(Record extracts):
--- --- ---
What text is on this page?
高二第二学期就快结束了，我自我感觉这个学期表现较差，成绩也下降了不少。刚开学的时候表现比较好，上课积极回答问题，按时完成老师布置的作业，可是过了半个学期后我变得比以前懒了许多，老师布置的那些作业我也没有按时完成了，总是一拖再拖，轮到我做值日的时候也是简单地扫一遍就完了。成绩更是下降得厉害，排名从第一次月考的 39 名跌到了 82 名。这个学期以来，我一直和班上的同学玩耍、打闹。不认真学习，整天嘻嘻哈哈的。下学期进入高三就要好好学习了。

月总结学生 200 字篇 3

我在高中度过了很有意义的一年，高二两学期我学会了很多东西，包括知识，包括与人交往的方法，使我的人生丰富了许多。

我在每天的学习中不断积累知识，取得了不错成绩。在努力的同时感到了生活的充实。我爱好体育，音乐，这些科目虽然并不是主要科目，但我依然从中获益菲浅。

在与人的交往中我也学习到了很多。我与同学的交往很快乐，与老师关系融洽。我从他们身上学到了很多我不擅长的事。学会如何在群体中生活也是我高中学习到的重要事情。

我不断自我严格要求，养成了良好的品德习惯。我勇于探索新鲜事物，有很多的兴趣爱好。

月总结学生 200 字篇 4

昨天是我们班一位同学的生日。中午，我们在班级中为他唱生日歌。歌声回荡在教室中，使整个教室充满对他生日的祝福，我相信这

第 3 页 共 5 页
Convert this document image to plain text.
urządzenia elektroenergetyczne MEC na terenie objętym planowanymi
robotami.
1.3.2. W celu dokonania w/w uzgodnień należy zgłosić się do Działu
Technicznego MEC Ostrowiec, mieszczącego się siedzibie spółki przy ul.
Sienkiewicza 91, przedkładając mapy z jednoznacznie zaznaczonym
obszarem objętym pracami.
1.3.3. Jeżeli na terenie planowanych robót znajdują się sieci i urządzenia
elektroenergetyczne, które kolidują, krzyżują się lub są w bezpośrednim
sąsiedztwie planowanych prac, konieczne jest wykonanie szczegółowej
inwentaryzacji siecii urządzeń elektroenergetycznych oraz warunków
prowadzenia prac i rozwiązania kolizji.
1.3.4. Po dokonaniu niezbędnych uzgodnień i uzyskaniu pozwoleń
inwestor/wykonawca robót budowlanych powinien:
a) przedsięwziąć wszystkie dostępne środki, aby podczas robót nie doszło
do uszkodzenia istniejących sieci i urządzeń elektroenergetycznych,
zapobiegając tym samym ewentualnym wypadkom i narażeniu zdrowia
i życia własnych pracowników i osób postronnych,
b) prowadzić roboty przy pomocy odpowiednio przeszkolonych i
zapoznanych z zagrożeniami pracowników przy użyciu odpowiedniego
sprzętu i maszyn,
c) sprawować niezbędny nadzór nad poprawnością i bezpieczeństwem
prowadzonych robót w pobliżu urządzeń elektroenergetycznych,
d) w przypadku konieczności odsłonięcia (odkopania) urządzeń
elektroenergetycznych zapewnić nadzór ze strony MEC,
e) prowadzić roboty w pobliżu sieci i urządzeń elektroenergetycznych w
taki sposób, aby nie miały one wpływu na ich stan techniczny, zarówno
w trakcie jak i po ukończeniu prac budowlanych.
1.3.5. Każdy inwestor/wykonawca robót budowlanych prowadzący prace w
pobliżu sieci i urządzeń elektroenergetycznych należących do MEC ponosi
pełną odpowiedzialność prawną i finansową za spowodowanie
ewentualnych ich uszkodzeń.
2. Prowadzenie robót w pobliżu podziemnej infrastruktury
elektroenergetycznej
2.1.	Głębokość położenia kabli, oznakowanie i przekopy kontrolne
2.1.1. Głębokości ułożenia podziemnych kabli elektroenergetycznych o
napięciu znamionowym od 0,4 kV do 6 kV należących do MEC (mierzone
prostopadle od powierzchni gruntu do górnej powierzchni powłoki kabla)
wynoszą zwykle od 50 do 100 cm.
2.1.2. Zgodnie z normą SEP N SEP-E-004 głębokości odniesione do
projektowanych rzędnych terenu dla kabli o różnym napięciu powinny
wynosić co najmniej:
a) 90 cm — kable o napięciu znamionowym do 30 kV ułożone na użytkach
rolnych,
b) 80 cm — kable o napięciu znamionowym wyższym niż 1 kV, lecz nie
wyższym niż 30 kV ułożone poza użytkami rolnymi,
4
--- --- ---
(Goal):
Count each line above in which the string "terenie" appears, then state only the total.

(Response to the exercise):
2